## GIVEN EXERCISE
Collect each line holding the string "JSON".

## MATERIAL PROVIDED
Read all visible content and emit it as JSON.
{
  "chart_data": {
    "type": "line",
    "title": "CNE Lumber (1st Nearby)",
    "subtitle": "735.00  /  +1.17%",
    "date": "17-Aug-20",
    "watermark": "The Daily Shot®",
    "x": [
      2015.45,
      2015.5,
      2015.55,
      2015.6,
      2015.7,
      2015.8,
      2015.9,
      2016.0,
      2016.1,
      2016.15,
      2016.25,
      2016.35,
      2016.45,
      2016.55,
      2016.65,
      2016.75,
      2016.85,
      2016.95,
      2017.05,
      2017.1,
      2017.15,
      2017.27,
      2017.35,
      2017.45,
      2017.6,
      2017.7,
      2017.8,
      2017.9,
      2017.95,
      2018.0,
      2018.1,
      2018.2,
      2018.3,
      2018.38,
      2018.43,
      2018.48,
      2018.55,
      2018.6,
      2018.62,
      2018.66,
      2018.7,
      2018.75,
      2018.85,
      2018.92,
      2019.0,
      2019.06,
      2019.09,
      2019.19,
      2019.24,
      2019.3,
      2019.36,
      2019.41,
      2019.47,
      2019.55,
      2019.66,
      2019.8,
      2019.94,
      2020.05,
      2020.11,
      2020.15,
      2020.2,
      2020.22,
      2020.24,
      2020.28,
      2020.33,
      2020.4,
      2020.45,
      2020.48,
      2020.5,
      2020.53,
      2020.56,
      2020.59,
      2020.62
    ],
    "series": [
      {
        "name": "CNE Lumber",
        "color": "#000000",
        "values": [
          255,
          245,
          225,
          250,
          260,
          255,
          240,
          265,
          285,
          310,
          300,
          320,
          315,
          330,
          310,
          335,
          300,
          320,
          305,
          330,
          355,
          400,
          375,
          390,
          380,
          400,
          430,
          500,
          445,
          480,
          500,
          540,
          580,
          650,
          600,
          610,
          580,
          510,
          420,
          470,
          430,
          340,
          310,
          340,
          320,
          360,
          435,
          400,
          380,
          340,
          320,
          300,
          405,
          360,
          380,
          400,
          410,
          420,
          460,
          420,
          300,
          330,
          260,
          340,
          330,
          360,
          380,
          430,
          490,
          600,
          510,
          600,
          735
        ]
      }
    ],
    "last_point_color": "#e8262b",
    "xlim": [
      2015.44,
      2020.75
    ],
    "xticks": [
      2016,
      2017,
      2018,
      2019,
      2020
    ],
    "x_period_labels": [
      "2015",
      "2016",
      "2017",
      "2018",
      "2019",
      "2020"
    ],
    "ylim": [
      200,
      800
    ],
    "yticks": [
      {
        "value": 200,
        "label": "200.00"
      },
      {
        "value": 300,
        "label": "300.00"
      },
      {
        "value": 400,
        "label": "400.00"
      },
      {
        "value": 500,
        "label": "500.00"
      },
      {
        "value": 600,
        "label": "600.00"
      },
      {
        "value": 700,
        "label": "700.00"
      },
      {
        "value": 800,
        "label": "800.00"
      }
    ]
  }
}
...
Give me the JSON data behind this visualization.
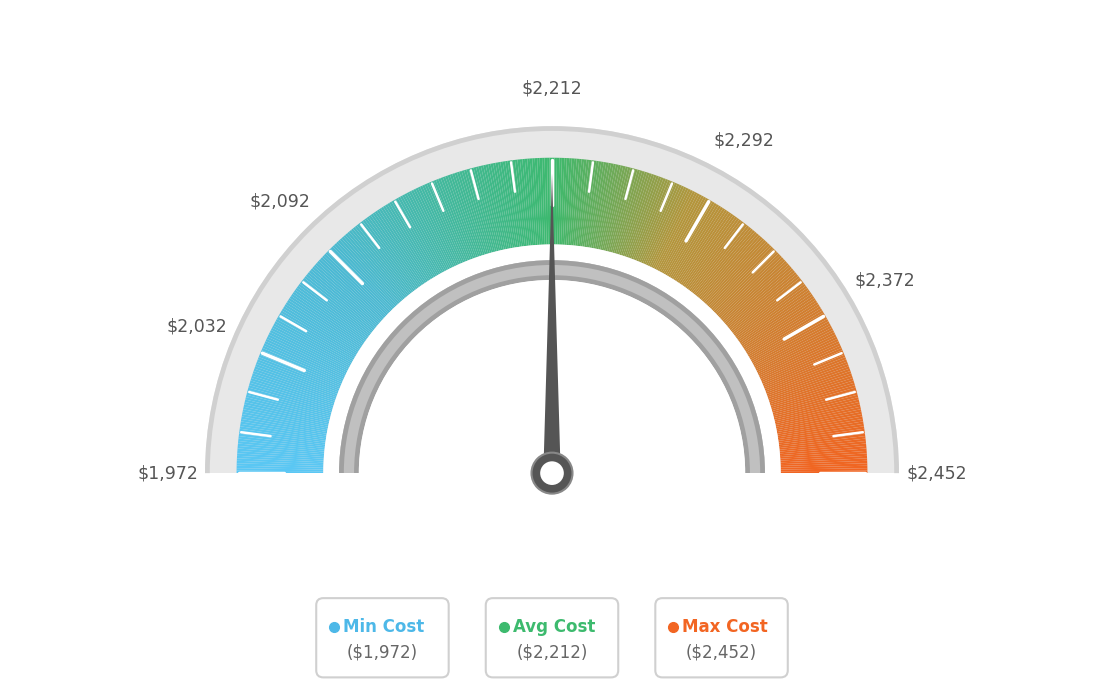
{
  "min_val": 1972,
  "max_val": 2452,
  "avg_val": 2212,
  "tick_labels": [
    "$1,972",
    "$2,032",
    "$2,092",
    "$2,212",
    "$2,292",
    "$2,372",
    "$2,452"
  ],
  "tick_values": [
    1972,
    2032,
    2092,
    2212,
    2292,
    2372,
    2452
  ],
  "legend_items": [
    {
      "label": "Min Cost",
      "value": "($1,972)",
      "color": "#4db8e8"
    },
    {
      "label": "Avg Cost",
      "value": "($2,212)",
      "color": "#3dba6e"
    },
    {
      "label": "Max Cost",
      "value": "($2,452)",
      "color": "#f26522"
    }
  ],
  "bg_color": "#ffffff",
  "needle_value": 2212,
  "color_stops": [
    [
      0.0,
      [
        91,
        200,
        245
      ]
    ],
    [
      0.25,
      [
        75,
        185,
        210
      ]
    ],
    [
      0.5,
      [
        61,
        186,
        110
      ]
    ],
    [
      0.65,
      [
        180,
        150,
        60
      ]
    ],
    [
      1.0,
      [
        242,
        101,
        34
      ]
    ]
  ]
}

## THE ANSWER
Read all visible content and emit it as JSON.
Give me the JSON data behind this visualization.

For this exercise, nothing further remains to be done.